**Given instruction**:
Print the listing as it stands, omitting all images.

**Material provided**:
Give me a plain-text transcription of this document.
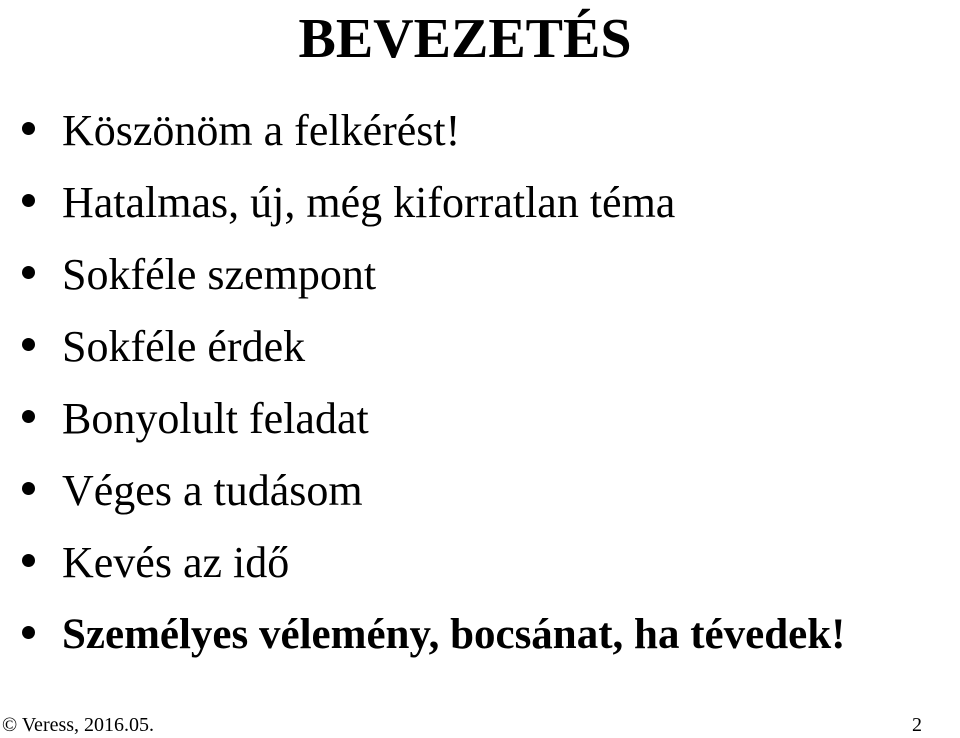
BEVEZETÉS
Köszönöm a felkérést!
Hatalmas, új, még kiforratlan téma
Sokféle szempont
Sokféle érdek
Bonyolult feladat
Véges a tudásom
Kevés az idő
Személyes vélemény, bocsánat, ha tévedek!
© Veress, 2016.05.	2
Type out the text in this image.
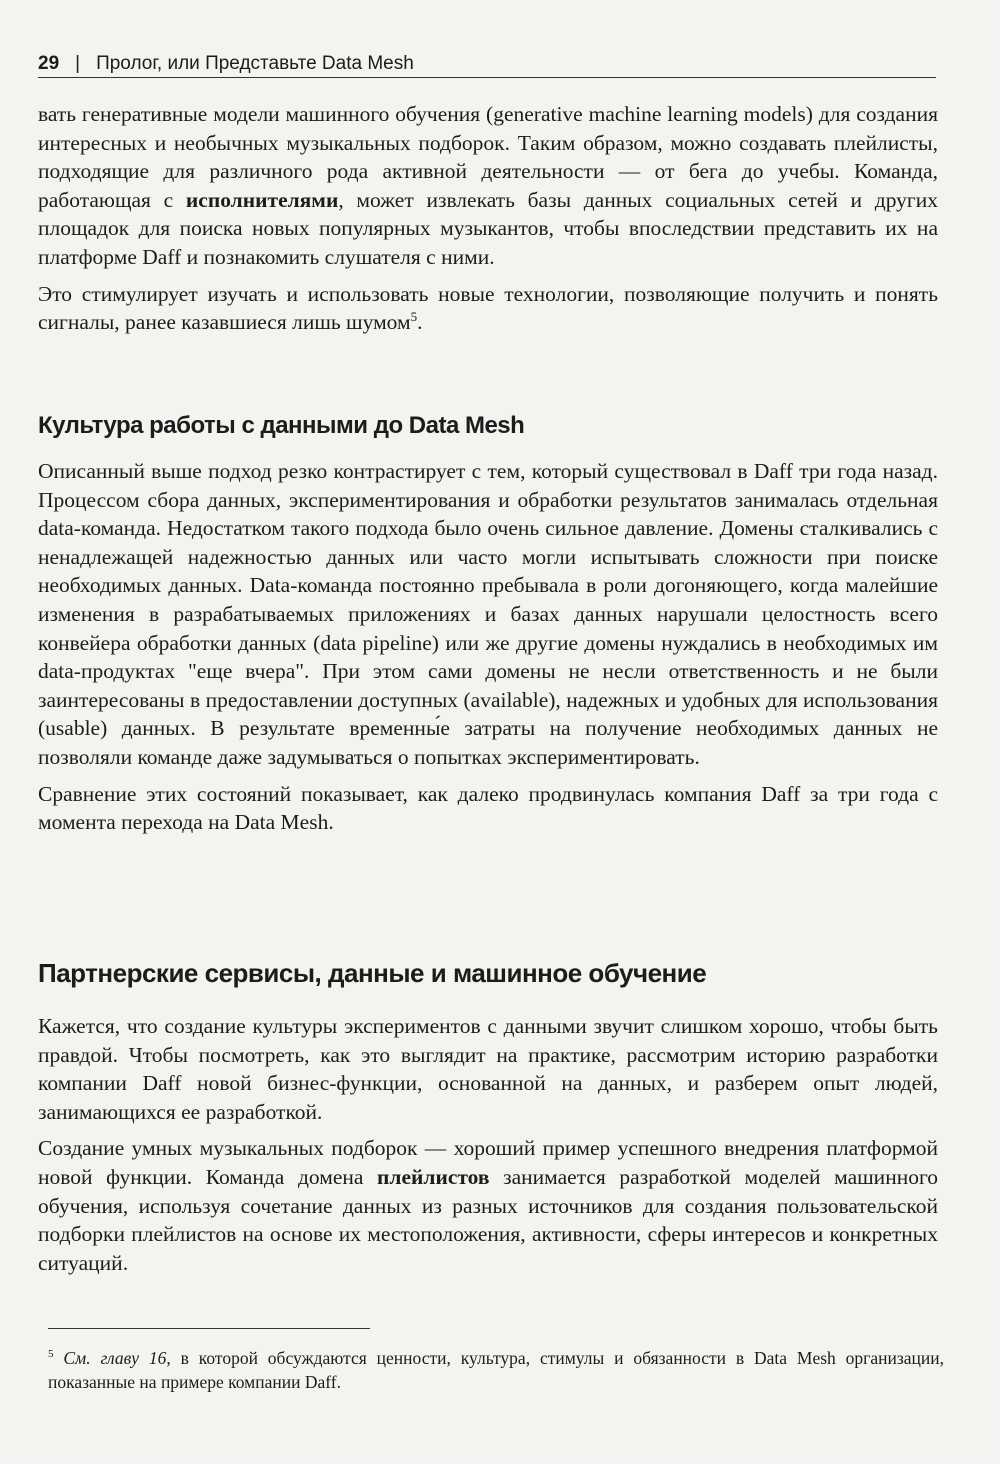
29 | Пролог, или Представьте Data Mesh

вать генеративные модели машинного обучения (generative machine learning models) для создания интересных и необычных музыкальных подборок. Таким образом, можно создавать плейлисты, подходящие для различного рода активной деятельности — от бега до учебы. Команда, работающая с исполнителями, может извлекать базы данных социальных сетей и других площадок для поиска новых популярных музыкантов, чтобы впоследствии представить их на платформе Daff и познакомить слушателя с ними.

Это стимулирует изучать и использовать новые технологии, позволяющие получить и понять сигналы, ранее казавшиеся лишь шумом$^5$.

Культура работы с данными до Data Mesh

Описанный выше подход резко контрастирует с тем, который существовал в Daff три года назад. Процессом сбора данных, экспериментирования и обработки результатов занималась отдельная data-команда. Недостатком такого подхода было очень сильное давление. Домены сталкивались с ненадлежащей надежностью данных или часто могли испытывать сложности при поиске необходимых данных. Data-команда постоянно пребывала в роли догоняющего, когда малейшие изменения в разрабатываемых приложениях и базах данных нарушали целостность всего конвейера обработки данных (data pipeline) или же другие домены нуждались в необходимых им data-продуктах "еще вчера". При этом сами домены не несли ответственность и не были заинтересованы в предоставлении доступных (available), надежных и удобных для использования (usable) данных. В результате временны́е затраты на получение необходимых данных не позволяли команде даже задумываться о попытках экспериментировать.

Сравнение этих состояний показывает, как далеко продвинулась компания Daff за три года с момента перехода на Data Mesh.

Партнерские сервисы, данные и машинное обучение

Кажется, что создание культуры экспериментов с данными звучит слишком хорошо, чтобы быть правдой. Чтобы посмотреть, как это выглядит на практике, рассмотрим историю разработки компании Daff новой бизнес-функции, основанной на данных, и разберем опыт людей, занимающихся ее разработкой.

Создание умных музыкальных подборок — хороший пример успешного внедрения платформой новой функции. Команда домена плейлистов занимается разработкой моделей машинного обучения, используя сочетание данных из разных источников для создания пользовательской подборки плейлистов на основе их местоположения, активности, сферы интересов и конкретных ситуаций.

$^5$ См. главу 16, в которой обсуждаются ценности, культура, стимулы и обязанности в Data Mesh организации, показанные на примере компании Daff.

**Output**:
Give me a plain-text transcription of this document.
BEVEZETÉS
Köszönöm a felkérést!
Hatalmas, új, még kiforratlan téma
Sokféle szempont
Sokféle érdek
Bonyolult feladat
Véges a tudásom
Kevés az idő
Személyes vélemény, bocsánat, ha tévedek!
© Veress, 2016.05.	2
Type out the text in this image.
29 | Пролог, или Представьте Data Mesh

вать генеративные модели машинного обучения (generative machine learning models) для создания интересных и необычных музыкальных подборок. Таким образом, можно создавать плейлисты, подходящие для различного рода активной деятельности — от бега до учебы. Команда, работающая с исполнителями, может извлекать базы данных социальных сетей и других площадок для поиска новых популярных музыкантов, чтобы впоследствии представить их на платформе Daff и познакомить слушателя с ними.

Это стимулирует изучать и использовать новые технологии, позволяющие получить и понять сигналы, ранее казавшиеся лишь шумом$^5$.

Культура работы с данными до Data Mesh

Описанный выше подход резко контрастирует с тем, который существовал в Daff три года назад. Процессом сбора данных, экспериментирования и обработки результатов занималась отдельная data-команда. Недостатком такого подхода было очень сильное давление. Домены сталкивались с ненадлежащей надежностью данных или часто могли испытывать сложности при поиске необходимых данных. Data-команда постоянно пребывала в роли догоняющего, когда малейшие изменения в разрабатываемых приложениях и базах данных нарушали целостность всего конвейера обработки данных (data pipeline) или же другие домены нуждались в необходимых им data-продуктах "еще вчера". При этом сами домены не несли ответственность и не были заинтересованы в предоставлении доступных (available), надежных и удобных для использования (usable) данных. В результате временны́е затраты на получение необходимых данных не позволяли команде даже задумываться о попытках экспериментировать.

Сравнение этих состояний показывает, как далеко продвинулась компания Daff за три года с момента перехода на Data Mesh.

Партнерские сервисы, данные и машинное обучение

Кажется, что создание культуры экспериментов с данными звучит слишком хорошо, чтобы быть правдой. Чтобы посмотреть, как это выглядит на практике, рассмотрим историю разработки компании Daff новой бизнес-функции, основанной на данных, и разберем опыт людей, занимающихся ее разработкой.

Создание умных музыкальных подборок — хороший пример успешного внедрения платформой новой функции. Команда домена плейлистов занимается разработкой моделей машинного обучения, используя сочетание данных из разных источников для создания пользовательской подборки плейлистов на основе их местоположения, активности, сферы интересов и конкретных ситуаций.

$^5$ См. главу 16, в которой обсуждаются ценности, культура, стимулы и обязанности в Data Mesh организации, показанные на примере компании Daff.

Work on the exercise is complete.